### DATA RECORDS

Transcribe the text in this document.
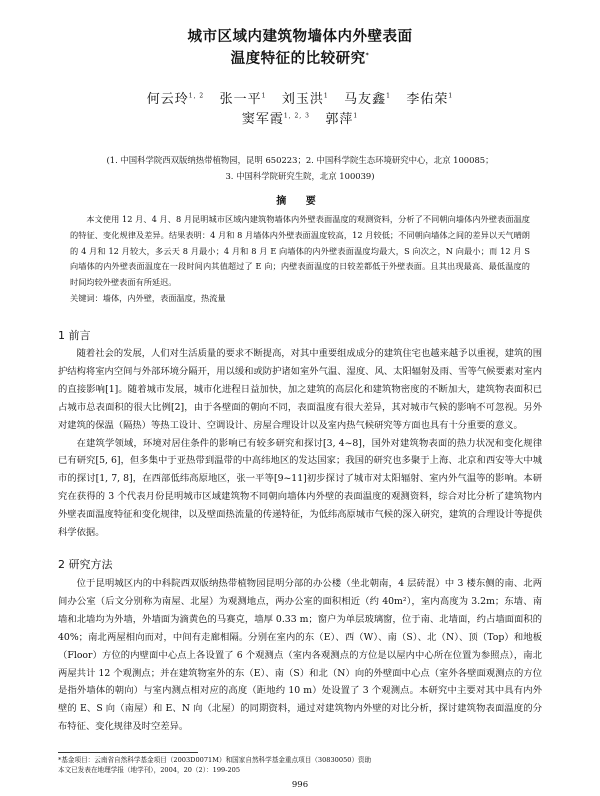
城市区域内建筑物墙体内外壁表面
温度特征的比较研究*
何云玲$^{1, 2}$ 张一平$^1$ 刘玉洪$^1$ 马友鑫$^1$ 李佑荣$^1$
窦军霞$^{1, 2, 3}$ 郭萍$^1$
(1. 中国科学院西双版纳热带植物园，昆明 650223；2. 中国科学院生态环境研究中心，北京 100085；
3. 中国科学院研究生院，北京 100039)
摘 要
本文使用 12 月、4 月、8 月昆明城市区域内建筑物墙体内外壁表面温度的观测资料，分析了不同朝向墙体内外壁表面温度的特征、变化规律及差异。结果表明：4 月和 8 月墙体内外壁表面温度较高，12 月较低；不同朝向墙体之间的差异以天气晴朗的 4 月和 12 月较大，多云天 8 月最小；4 月和 8 月 E 向墙体的内外壁表面温度均最大，S 向次之，N 向最小；而 12 月 S 向墙体的内外壁表面温度在一段时间内其值超过了 E 向；内壁表面温度的日较差都低于外壁表面。且其出现最高、最低温度的时间均较外壁表面有所延迟。
关键词：墙体，内外壁，表面温度，热流量
1 前言

随着社会的发展，人们对生活质量的要求不断提高，对其中重要组成成分的建筑住宅也越来越予以重视，建筑的围护结构将室内空间与外部环境分隔开，用以缓和或防护诸如室外气温、湿度、风、太阳辐射及雨、雪等气候要素对室内的直接影响[1]。随着城市发展，城市化进程日益加快，加之建筑的高层化和建筑物密度的不断加大，建筑物表面积已占城市总表面积的很大比例[2]，由于各壁面的朝向不同，表面温度有很大差异，其对城市气候的影响不可忽视。另外对建筑的保温（隔热）等热工设计、空调设计、房屋合理设计以及室内热气候研究等方面也具有十分重要的意义。

在建筑学领域，环境对居住条件的影响已有较多研究和探讨[3, 4~8]，国外对建筑物表面的热力状况和变化规律已有研究[5, 6]，但多集中于亚热带到温带的中高纬地区的发达国家；我国的研究也多聚于上海、北京和西安等大中城市的探讨[1, 7, 8]，在西部低纬高原地区，张一平等[9~11]初步探讨了城市对太阳辐射、室内外气温等的影响。本研究在获得的 3 个代表月份昆明城市区域建筑物不同朝向墙体内外壁的表面温度的观测资料，综合对比分析了建筑物内外壁表面温度特征和变化规律，以及壁面热流量的传递特征，为低纬高原城市气候的深入研究，建筑的合理设计等提供科学依据。

2 研究方法

位于昆明城区内的中科院西双版纳热带植物园昆明分部的办公楼（坐北朝南，4 层砖混）中 3 楼东侧的南、北两间办公室（后文分别称为南屋、北屋）为观测地点，两办公室的面积相近（约 40m²），室内高度为 3.2m；东墙、南墙和北墙均为外墙，外墙面为滴黄色的马赛克，墙厚 0.33 m；窗户为单层玻璃窗，位于南、北墙面，约占墙面面积的 40%；南北两屋相向而对，中间有走廊相隔。分别在室内的东（E）、西（W）、南（S）、北（N）、顶（Top）和地板（Floor）方位的内壁面中心点上各设置了 6 个观测点（室内各观测点的方位是以屋内中心所在位置为参照点），南北两屋共计 12 个观测点；并在建筑物室外的东（E）、南（S）和北（N）向的外壁面中心点（室外各壁面观测点的方位是指外墙体的朝向）与室内测点相对应的高度（距地约 10 m）处设置了 3 个观测点。本研究中主要对其中具有内外壁的 E、S 向（南屋）和 E、N 向（北屋）的同期资料，通过对建筑物内外壁的对比分析，探讨建筑物表面温度的分布特征、变化规律及时空差异。

*基金项目：云南省自然科学基金项目（2003D0071M）和国家自然科学基金重点项目（30830050）资助
本文已发表在地理学报（地学刊），2004，20（2）：199-205
996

### REQUIRED WORK
Reproduce the entries above without change, omitting all pictures.

### THE COMPLETED TASK
Transcribe the text in this document.
城市区域内建筑物墙体内外壁表面
温度特征的比较研究*
何云玲$^{1, 2}$ 张一平$^1$ 刘玉洪$^1$ 马友鑫$^1$ 李佑荣$^1$
窦军霞$^{1, 2, 3}$ 郭萍$^1$
(1. 中国科学院西双版纳热带植物园，昆明 650223；2. 中国科学院生态环境研究中心，北京 100085；
3. 中国科学院研究生院，北京 100039)
摘 要
本文使用 12 月、4 月、8 月昆明城市区域内建筑物墙体内外壁表面温度的观测资料，分析了不同朝向墙体内外壁表面温度的特征、变化规律及差异。结果表明：4 月和 8 月墙体内外壁表面温度较高，12 月较低；不同朝向墙体之间的差异以天气晴朗的 4 月和 12 月较大，多云天 8 月最小；4 月和 8 月 E 向墙体的内外壁表面温度均最大，S 向次之，N 向最小；而 12 月 S 向墙体的内外壁表面温度在一段时间内其值超过了 E 向；内壁表面温度的日较差都低于外壁表面。且其出现最高、最低温度的时间均较外壁表面有所延迟。
关键词：墙体，内外壁，表面温度，热流量
1 前言

随着社会的发展，人们对生活质量的要求不断提高，对其中重要组成成分的建筑住宅也越来越予以重视，建筑的围护结构将室内空间与外部环境分隔开，用以缓和或防护诸如室外气温、湿度、风、太阳辐射及雨、雪等气候要素对室内的直接影响[1]。随着城市发展，城市化进程日益加快，加之建筑的高层化和建筑物密度的不断加大，建筑物表面积已占城市总表面积的很大比例[2]，由于各壁面的朝向不同，表面温度有很大差异，其对城市气候的影响不可忽视。另外对建筑的保温（隔热）等热工设计、空调设计、房屋合理设计以及室内热气候研究等方面也具有十分重要的意义。

在建筑学领域，环境对居住条件的影响已有较多研究和探讨[3, 4~8]，国外对建筑物表面的热力状况和变化规律已有研究[5, 6]，但多集中于亚热带到温带的中高纬地区的发达国家；我国的研究也多聚于上海、北京和西安等大中城市的探讨[1, 7, 8]，在西部低纬高原地区，张一平等[9~11]初步探讨了城市对太阳辐射、室内外气温等的影响。本研究在获得的 3 个代表月份昆明城市区域建筑物不同朝向墙体内外壁的表面温度的观测资料，综合对比分析了建筑物内外壁表面温度特征和变化规律，以及壁面热流量的传递特征，为低纬高原城市气候的深入研究，建筑的合理设计等提供科学依据。

2 研究方法

位于昆明城区内的中科院西双版纳热带植物园昆明分部的办公楼（坐北朝南，4 层砖混）中 3 楼东侧的南、北两间办公室（后文分别称为南屋、北屋）为观测地点，两办公室的面积相近（约 40m²），室内高度为 3.2m；东墙、南墙和北墙均为外墙，外墙面为滴黄色的马赛克，墙厚 0.33 m；窗户为单层玻璃窗，位于南、北墙面，约占墙面面积的 40%；南北两屋相向而对，中间有走廊相隔。分别在室内的东（E）、西（W）、南（S）、北（N）、顶（Top）和地板（Floor）方位的内壁面中心点上各设置了 6 个观测点（室内各观测点的方位是以屋内中心所在位置为参照点），南北两屋共计 12 个观测点；并在建筑物室外的东（E）、南（S）和北（N）向的外壁面中心点（室外各壁面观测点的方位是指外墙体的朝向）与室内测点相对应的高度（距地约 10 m）处设置了 3 个观测点。本研究中主要对其中具有内外壁的 E、S 向（南屋）和 E、N 向（北屋）的同期资料，通过对建筑物内外壁的对比分析，探讨建筑物表面温度的分布特征、变化规律及时空差异。

*基金项目：云南省自然科学基金项目（2003D0071M）和国家自然科学基金重点项目（30830050）资助
本文已发表在地理学报（地学刊），2004，20（2）：199-205
996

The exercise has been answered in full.